▶ Data records
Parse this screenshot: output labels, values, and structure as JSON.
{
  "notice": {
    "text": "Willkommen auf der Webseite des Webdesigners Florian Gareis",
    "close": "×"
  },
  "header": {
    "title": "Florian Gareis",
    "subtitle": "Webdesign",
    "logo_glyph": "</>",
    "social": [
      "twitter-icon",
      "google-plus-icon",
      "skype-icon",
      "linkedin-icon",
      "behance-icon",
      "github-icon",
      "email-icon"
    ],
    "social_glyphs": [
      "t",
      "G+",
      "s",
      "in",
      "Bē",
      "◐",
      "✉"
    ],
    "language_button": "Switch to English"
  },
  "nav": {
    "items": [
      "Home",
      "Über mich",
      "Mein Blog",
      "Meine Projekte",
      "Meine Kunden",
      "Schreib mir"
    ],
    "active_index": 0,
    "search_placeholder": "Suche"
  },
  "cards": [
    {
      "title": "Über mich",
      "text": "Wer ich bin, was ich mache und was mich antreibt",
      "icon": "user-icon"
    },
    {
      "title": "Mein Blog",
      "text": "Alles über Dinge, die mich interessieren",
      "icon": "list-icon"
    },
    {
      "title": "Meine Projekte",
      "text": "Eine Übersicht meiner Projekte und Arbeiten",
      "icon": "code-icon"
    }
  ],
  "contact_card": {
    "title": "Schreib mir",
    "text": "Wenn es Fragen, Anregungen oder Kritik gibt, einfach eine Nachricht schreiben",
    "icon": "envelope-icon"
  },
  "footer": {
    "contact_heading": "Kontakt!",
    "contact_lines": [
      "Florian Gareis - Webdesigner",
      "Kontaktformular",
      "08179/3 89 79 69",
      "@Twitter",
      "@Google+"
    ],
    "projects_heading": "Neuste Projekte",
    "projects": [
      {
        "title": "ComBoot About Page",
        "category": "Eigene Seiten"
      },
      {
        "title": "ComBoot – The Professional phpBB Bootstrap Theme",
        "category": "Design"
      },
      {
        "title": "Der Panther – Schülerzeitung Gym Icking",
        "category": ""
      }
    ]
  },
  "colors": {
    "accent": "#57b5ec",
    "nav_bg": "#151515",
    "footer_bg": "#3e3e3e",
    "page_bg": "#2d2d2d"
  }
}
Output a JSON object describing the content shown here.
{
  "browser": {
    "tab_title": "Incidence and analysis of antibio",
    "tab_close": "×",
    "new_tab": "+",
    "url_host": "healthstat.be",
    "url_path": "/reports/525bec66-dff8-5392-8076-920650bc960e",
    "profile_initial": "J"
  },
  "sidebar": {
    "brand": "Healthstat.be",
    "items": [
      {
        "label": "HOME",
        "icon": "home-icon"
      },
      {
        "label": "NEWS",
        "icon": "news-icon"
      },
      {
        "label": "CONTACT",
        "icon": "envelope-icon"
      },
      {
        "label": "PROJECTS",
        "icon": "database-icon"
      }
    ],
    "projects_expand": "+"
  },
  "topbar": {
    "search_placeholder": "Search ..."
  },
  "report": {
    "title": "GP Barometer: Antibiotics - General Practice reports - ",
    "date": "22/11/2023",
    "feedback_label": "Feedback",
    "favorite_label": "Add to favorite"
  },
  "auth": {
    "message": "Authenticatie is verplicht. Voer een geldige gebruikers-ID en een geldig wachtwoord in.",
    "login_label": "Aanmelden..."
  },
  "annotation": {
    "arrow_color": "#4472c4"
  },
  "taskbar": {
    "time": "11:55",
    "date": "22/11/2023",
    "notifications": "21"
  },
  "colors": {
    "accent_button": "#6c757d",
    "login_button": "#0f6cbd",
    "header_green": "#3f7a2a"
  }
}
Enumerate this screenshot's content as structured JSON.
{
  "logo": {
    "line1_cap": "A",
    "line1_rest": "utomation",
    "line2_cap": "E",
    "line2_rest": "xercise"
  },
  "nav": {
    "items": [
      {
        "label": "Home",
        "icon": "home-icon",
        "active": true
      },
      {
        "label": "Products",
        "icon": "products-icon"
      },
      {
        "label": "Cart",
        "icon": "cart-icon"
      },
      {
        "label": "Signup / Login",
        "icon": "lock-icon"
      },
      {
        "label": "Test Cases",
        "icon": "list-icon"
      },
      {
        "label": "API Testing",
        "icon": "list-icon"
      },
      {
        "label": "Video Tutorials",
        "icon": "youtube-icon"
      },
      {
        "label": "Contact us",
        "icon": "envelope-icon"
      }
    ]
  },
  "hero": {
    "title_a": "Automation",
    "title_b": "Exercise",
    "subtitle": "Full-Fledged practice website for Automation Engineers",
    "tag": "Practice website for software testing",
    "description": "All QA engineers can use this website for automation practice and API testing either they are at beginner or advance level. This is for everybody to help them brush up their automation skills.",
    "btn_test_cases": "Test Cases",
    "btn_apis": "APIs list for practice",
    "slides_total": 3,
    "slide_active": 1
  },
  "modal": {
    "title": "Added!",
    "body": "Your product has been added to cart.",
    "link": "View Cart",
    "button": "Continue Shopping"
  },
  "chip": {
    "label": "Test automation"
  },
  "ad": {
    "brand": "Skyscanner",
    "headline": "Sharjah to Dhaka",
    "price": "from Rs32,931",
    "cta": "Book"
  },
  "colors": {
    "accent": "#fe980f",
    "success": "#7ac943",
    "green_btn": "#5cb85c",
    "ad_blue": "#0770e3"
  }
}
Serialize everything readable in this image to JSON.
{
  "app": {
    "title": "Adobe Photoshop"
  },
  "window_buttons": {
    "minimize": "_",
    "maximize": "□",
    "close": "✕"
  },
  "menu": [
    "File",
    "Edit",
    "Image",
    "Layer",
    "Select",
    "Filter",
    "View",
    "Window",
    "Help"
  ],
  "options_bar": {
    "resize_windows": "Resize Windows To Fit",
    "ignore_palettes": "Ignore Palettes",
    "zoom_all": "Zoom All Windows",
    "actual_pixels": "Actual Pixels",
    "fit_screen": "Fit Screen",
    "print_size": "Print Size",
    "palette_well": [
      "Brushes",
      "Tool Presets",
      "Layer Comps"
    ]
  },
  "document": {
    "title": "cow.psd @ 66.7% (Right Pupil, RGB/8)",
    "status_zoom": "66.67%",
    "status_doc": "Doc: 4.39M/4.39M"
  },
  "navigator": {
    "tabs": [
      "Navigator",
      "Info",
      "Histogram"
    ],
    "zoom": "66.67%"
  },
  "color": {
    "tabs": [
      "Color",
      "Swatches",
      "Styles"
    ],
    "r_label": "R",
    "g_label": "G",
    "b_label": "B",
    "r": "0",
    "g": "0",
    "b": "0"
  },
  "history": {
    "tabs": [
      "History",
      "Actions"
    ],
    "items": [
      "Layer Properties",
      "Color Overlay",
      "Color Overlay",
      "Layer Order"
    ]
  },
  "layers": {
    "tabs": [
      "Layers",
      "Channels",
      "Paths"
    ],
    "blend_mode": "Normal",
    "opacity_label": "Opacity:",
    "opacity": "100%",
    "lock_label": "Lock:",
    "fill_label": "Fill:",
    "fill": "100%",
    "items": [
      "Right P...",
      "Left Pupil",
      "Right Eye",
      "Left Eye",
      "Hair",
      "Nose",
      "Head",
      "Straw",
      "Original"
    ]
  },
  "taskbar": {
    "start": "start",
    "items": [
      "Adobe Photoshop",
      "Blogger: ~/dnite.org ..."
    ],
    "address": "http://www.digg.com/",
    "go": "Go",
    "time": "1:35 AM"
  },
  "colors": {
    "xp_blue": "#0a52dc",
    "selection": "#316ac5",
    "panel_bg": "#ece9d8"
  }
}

▶ Do this
The records above are to be copied in full, exactly as written.

▶ Completed task
Parse this screenshot: output labels, values, and structure as JSON.
{
  "notice": {
    "text": "Willkommen auf der Webseite des Webdesigners Florian Gareis",
    "close": "×"
  },
  "header": {
    "title": "Florian Gareis",
    "subtitle": "Webdesign",
    "logo_glyph": "</>",
    "social": [
      "twitter-icon",
      "google-plus-icon",
      "skype-icon",
      "linkedin-icon",
      "behance-icon",
      "github-icon",
      "email-icon"
    ],
    "social_glyphs": [
      "t",
      "G+",
      "s",
      "in",
      "Bē",
      "◐",
      "✉"
    ],
    "language_button": "Switch to English"
  },
  "nav": {
    "items": [
      "Home",
      "Über mich",
      "Mein Blog",
      "Meine Projekte",
      "Meine Kunden",
      "Schreib mir"
    ],
    "active_index": 0,
    "search_placeholder": "Suche"
  },
  "cards": [
    {
      "title": "Über mich",
      "text": "Wer ich bin, was ich mache und was mich antreibt",
      "icon": "user-icon"
    },
    {
      "title": "Mein Blog",
      "text": "Alles über Dinge, die mich interessieren",
      "icon": "list-icon"
    },
    {
      "title": "Meine Projekte",
      "text": "Eine Übersicht meiner Projekte und Arbeiten",
      "icon": "code-icon"
    }
  ],
  "contact_card": {
    "title": "Schreib mir",
    "text": "Wenn es Fragen, Anregungen oder Kritik gibt, einfach eine Nachricht schreiben",
    "icon": "envelope-icon"
  },
  "footer": {
    "contact_heading": "Kontakt!",
    "contact_lines": [
      "Florian Gareis - Webdesigner",
      "Kontaktformular",
      "08179/3 89 79 69",
      "@Twitter",
      "@Google+"
    ],
    "projects_heading": "Neuste Projekte",
    "projects": [
      {
        "title": "ComBoot About Page",
        "category": "Eigene Seiten"
      },
      {
        "title": "ComBoot – The Professional phpBB Bootstrap Theme",
        "category": "Design"
      },
      {
        "title": "Der Panther – Schülerzeitung Gym Icking",
        "category": ""
      }
    ]
  },
  "colors": {
    "accent": "#57b5ec",
    "nav_bg": "#151515",
    "footer_bg": "#3e3e3e",
    "page_bg": "#2d2d2d"
  }
}
Output a JSON object describing the content shown here.
{
  "browser": {
    "tab_title": "Incidence and analysis of antibio",
    "tab_close": "×",
    "new_tab": "+",
    "url_host": "healthstat.be",
    "url_path": "/reports/525bec66-dff8-5392-8076-920650bc960e",
    "profile_initial": "J"
  },
  "sidebar": {
    "brand": "Healthstat.be",
    "items": [
      {
        "label": "HOME",
        "icon": "home-icon"
      },
      {
        "label": "NEWS",
        "icon": "news-icon"
      },
      {
        "label": "CONTACT",
        "icon": "envelope-icon"
      },
      {
        "label": "PROJECTS",
        "icon": "database-icon"
      }
    ],
    "projects_expand": "+"
  },
  "topbar": {
    "search_placeholder": "Search ..."
  },
  "report": {
    "title": "GP Barometer: Antibiotics - General Practice reports - ",
    "date": "22/11/2023",
    "feedback_label": "Feedback",
    "favorite_label": "Add to favorite"
  },
  "auth": {
    "message": "Authenticatie is verplicht. Voer een geldige gebruikers-ID en een geldig wachtwoord in.",
    "login_label": "Aanmelden..."
  },
  "annotation": {
    "arrow_color": "#4472c4"
  },
  "taskbar": {
    "time": "11:55",
    "date": "22/11/2023",
    "notifications": "21"
  },
  "colors": {
    "accent_button": "#6c757d",
    "login_button": "#0f6cbd",
    "header_green": "#3f7a2a"
  }
}
Enumerate this screenshot's content as structured JSON.
{
  "logo": {
    "line1_cap": "A",
    "line1_rest": "utomation",
    "line2_cap": "E",
    "line2_rest": "xercise"
  },
  "nav": {
    "items": [
      {
        "label": "Home",
        "icon": "home-icon",
        "active": true
      },
      {
        "label": "Products",
        "icon": "products-icon"
      },
      {
        "label": "Cart",
        "icon": "cart-icon"
      },
      {
        "label": "Signup / Login",
        "icon": "lock-icon"
      },
      {
        "label": "Test Cases",
        "icon": "list-icon"
      },
      {
        "label": "API Testing",
        "icon": "list-icon"
      },
      {
        "label": "Video Tutorials",
        "icon": "youtube-icon"
      },
      {
        "label": "Contact us",
        "icon": "envelope-icon"
      }
    ]
  },
  "hero": {
    "title_a": "Automation",
    "title_b": "Exercise",
    "subtitle": "Full-Fledged practice website for Automation Engineers",
    "tag": "Practice website for software testing",
    "description": "All QA engineers can use this website for automation practice and API testing either they are at beginner or advance level. This is for everybody to help them brush up their automation skills.",
    "btn_test_cases": "Test Cases",
    "btn_apis": "APIs list for practice",
    "slides_total": 3,
    "slide_active": 1
  },
  "modal": {
    "title": "Added!",
    "body": "Your product has been added to cart.",
    "link": "View Cart",
    "button": "Continue Shopping"
  },
  "chip": {
    "label": "Test automation"
  },
  "ad": {
    "brand": "Skyscanner",
    "headline": "Sharjah to Dhaka",
    "price": "from Rs32,931",
    "cta": "Book"
  },
  "colors": {
    "accent": "#fe980f",
    "success": "#7ac943",
    "green_btn": "#5cb85c",
    "ad_blue": "#0770e3"
  }
}
Serialize everything readable in this image to JSON.
{
  "app": {
    "title": "Adobe Photoshop"
  },
  "window_buttons": {
    "minimize": "_",
    "maximize": "□",
    "close": "✕"
  },
  "menu": [
    "File",
    "Edit",
    "Image",
    "Layer",
    "Select",
    "Filter",
    "View",
    "Window",
    "Help"
  ],
  "options_bar": {
    "resize_windows": "Resize Windows To Fit",
    "ignore_palettes": "Ignore Palettes",
    "zoom_all": "Zoom All Windows",
    "actual_pixels": "Actual Pixels",
    "fit_screen": "Fit Screen",
    "print_size": "Print Size",
    "palette_well": [
      "Brushes",
      "Tool Presets",
      "Layer Comps"
    ]
  },
  "document": {
    "title": "cow.psd @ 66.7% (Right Pupil, RGB/8)",
    "status_zoom": "66.67%",
    "status_doc": "Doc: 4.39M/4.39M"
  },
  "navigator": {
    "tabs": [
      "Navigator",
      "Info",
      "Histogram"
    ],
    "zoom": "66.67%"
  },
  "color": {
    "tabs": [
      "Color",
      "Swatches",
      "Styles"
    ],
    "r_label": "R",
    "g_label": "G",
    "b_label": "B",
    "r": "0",
    "g": "0",
    "b": "0"
  },
  "history": {
    "tabs": [
      "History",
      "Actions"
    ],
    "items": [
      "Layer Properties",
      "Color Overlay",
      "Color Overlay",
      "Layer Order"
    ]
  },
  "layers": {
    "tabs": [
      "Layers",
      "Channels",
      "Paths"
    ],
    "blend_mode": "Normal",
    "opacity_label": "Opacity:",
    "opacity": "100%",
    "lock_label": "Lock:",
    "fill_label": "Fill:",
    "fill": "100%",
    "items": [
      "Right P...",
      "Left Pupil",
      "Right Eye",
      "Left Eye",
      "Hair",
      "Nose",
      "Head",
      "Straw",
      "Original"
    ]
  },
  "taskbar": {
    "start": "start",
    "items": [
      "Adobe Photoshop",
      "Blogger: ~/dnite.org ..."
    ],
    "address": "http://www.digg.com/",
    "go": "Go",
    "time": "1:35 AM"
  },
  "colors": {
    "xp_blue": "#0a52dc",
    "selection": "#316ac5",
    "panel_bg": "#ece9d8"
  }
}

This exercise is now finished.